Sciocchi sono tutti i pensatori e tutte le filosofie che negano questa tristezza strutturale, questa angoscia ontologica dell’anima umana, che non è originaria, ma si è prodotta dopo la Caduta; sciocco è affermare la bontà originaria dell’uomo, e accusare i preti e i teologi d’essersi inventati una colpa originale inesistente, per scagionare Dio d’aver creato una natura imperfetta e un essere umano infelice e morituro, torturato dalla coscienza della sua finitezza e della sua fugacità. Sciocchi sono tutti coloro i quali sostengono che la natura è buona, anzi perfetta, in se stessa; e che basterebbe riuscire a liberarla dai ceppi, dalle bende e dalle maschere della “civiltà”, per restituirle il suo splendore originario, la sua luminosità intrinseca.
Tutti costoro, esplicitamente o implicitamente, fanno della natura, Dio stesso; e non vedono che, così facendo, rendono ancora più imbarazzante, ancora più ironica, ancora più contraddittoria la loro posizione, di quella che rimproverano ai credenti: perché se la natura è perfetta in se stessa, se la natura è Dio, o svolge le veci di Dio, allora da dove proviene il male? E, nello stesso tempo: da dove proviene quella sottile, inesorabile, logorante angoscia esistenziale, che è capace di inquinare e di rovinare anche la gioia più pura, anche l’abbandono più felice? Non basta dire che tutto questo proviene dalla “civiltà”: è forse colpa della civiltà, il fatto che l’uomo sia inclinato non al bene che vorrebbe, ma al male che detesta? Ed è forse colpa della civiltà, il fatto che egli sia perfettamente consapevole di dover morire, di dover cessare questa vita che ama intensamente; che è pur bella, anche in mezzo ai dolori; e che è pur dolce, anche in mezzo alle amarezze?

● DATI FORNITI
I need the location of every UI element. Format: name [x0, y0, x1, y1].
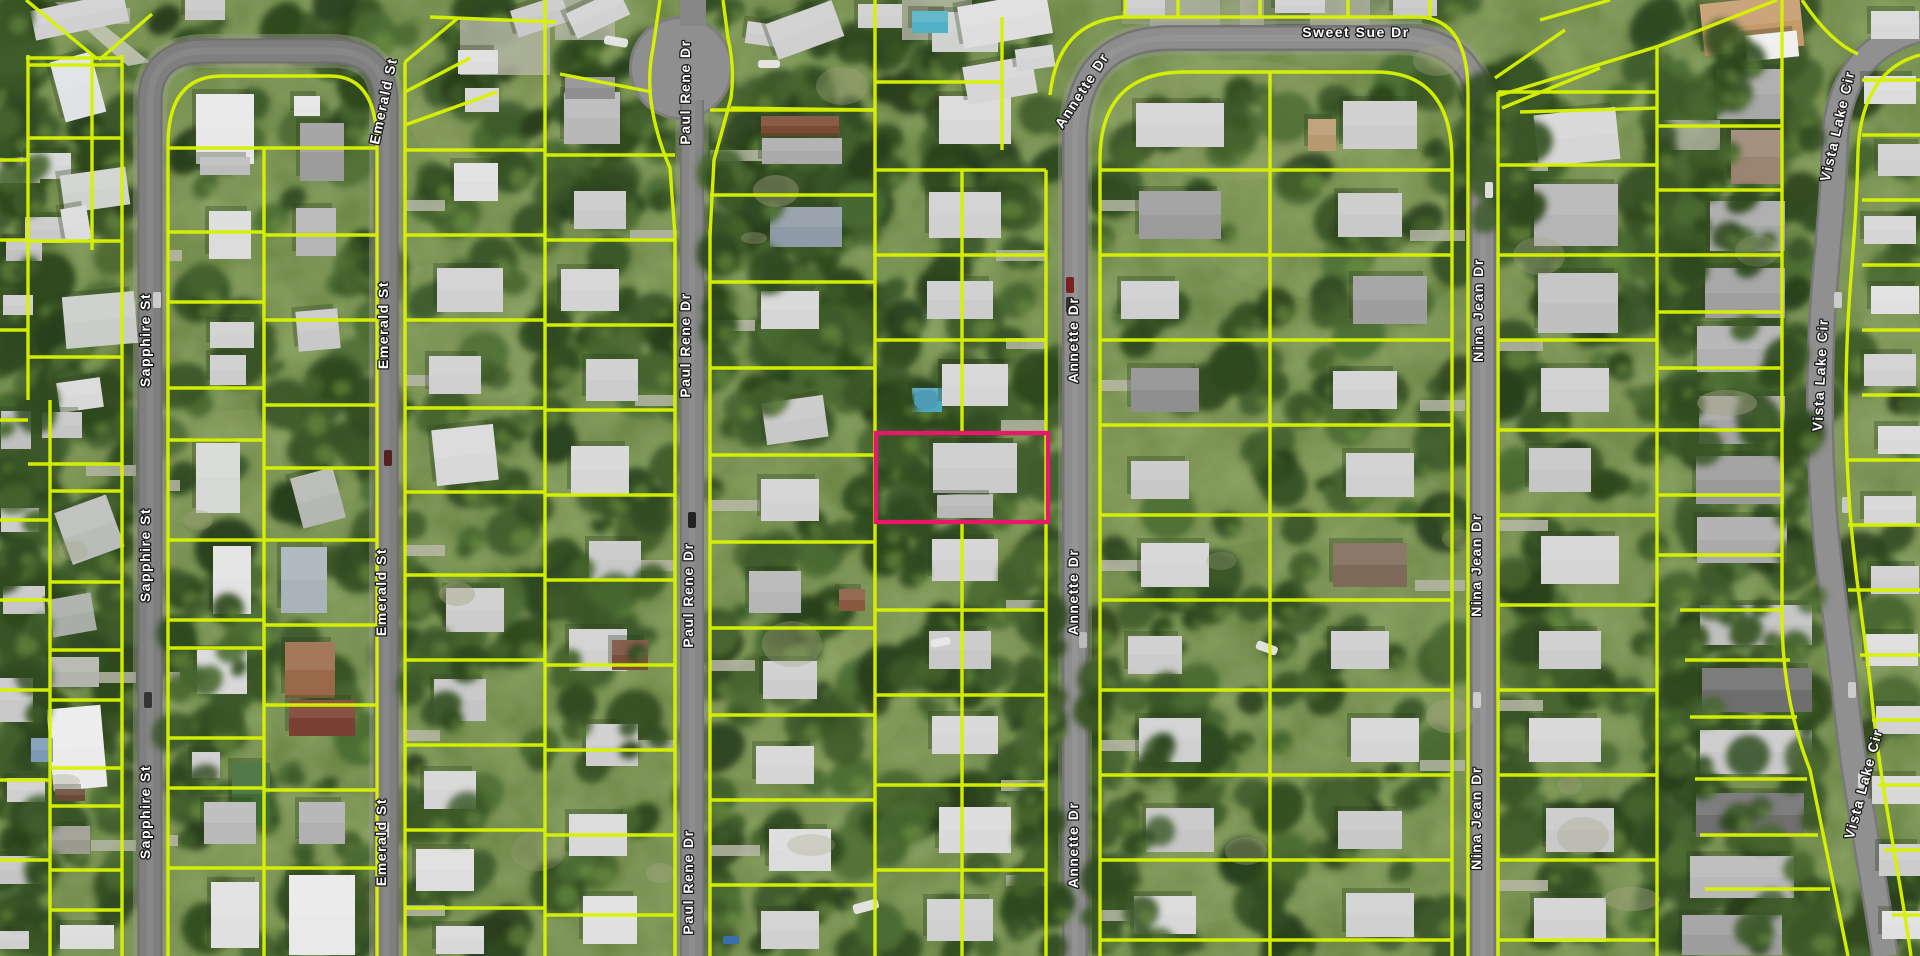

● DA FARE
Come si traduce in inglese questa frase del brano da leggere: «Non basta dire che tutto questo proviene dalla “civiltà”: è forse colpa della civiltà, il fatto che l’uomo sia inclinato non al bene che vorrebbe, ma al male che detesta?»

● RISULTATO
It is not enough to say that all this comes from “civilization”: is it perhaps the fault of civilization that man is inclined not toward the good he would wish for, but toward the evil he detests?